**Your instructions**
Copy down every line where the string "daily" shows up.

**Records for the task**

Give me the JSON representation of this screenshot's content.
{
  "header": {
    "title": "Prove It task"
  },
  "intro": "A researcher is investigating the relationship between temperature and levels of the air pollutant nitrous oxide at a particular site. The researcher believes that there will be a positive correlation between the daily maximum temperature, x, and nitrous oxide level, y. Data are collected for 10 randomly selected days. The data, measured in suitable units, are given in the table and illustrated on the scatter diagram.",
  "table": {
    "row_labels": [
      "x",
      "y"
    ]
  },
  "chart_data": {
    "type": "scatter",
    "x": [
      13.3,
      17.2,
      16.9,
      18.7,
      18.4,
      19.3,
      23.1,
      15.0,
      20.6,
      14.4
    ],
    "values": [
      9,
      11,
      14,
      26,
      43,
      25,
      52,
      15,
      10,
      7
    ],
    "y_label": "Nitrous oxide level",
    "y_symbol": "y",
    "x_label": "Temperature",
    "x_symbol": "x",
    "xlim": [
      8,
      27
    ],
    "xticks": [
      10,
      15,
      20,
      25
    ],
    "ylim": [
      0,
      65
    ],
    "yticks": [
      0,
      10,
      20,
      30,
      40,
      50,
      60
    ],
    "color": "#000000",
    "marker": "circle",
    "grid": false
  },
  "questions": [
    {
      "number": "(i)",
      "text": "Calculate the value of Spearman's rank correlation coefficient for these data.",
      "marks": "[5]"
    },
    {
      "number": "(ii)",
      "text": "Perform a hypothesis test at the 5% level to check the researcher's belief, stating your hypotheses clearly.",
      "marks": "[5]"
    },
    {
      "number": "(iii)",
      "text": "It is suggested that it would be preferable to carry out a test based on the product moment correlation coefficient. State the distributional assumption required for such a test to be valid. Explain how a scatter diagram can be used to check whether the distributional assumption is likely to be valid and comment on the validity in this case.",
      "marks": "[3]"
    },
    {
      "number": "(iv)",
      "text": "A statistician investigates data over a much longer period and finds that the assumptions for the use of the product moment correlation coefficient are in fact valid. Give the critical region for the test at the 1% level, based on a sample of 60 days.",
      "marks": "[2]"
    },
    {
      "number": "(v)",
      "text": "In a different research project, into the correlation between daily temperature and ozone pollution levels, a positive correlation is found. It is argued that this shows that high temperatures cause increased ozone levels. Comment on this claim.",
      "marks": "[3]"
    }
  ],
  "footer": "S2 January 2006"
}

**Response for this exercise**
  "intro": "A researcher is investigating the relationship between temperature and levels of the air pollutant nitrous oxide at a particular site. The researcher believes that there will be a positive correlation between the daily maximum temperature, x, and nitrous oxide level, y. Data are collected for 10 randomly selected days. The data, measured in suitable units, are given in the table and illustrated on the scatter diagram.",
      "text": "In a different research project, into the correlation between daily temperature and ozone pollution levels, a positive correlation is found. It is argued that this shows that high temperatures cause increased ozone levels. Comment on this claim.",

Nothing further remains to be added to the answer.